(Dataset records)
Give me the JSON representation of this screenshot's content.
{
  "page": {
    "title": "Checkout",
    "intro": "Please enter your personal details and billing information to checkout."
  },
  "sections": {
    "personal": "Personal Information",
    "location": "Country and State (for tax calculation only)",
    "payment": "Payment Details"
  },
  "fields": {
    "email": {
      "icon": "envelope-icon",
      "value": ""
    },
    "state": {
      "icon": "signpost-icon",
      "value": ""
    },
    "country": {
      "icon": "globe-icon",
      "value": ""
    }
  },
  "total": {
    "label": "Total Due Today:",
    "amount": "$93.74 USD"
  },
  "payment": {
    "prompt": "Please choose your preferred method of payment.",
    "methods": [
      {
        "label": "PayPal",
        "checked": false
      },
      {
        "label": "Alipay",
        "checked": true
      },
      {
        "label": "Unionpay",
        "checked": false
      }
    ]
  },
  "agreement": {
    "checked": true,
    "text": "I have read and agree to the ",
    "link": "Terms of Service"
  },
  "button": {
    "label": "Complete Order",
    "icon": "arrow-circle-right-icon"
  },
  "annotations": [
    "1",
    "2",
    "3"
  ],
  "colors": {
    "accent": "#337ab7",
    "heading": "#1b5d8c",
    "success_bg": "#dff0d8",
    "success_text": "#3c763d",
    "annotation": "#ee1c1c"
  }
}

Problem: In how many lines of the data does the string "personal" appear? Give only the number.

Solution for this exercise: 2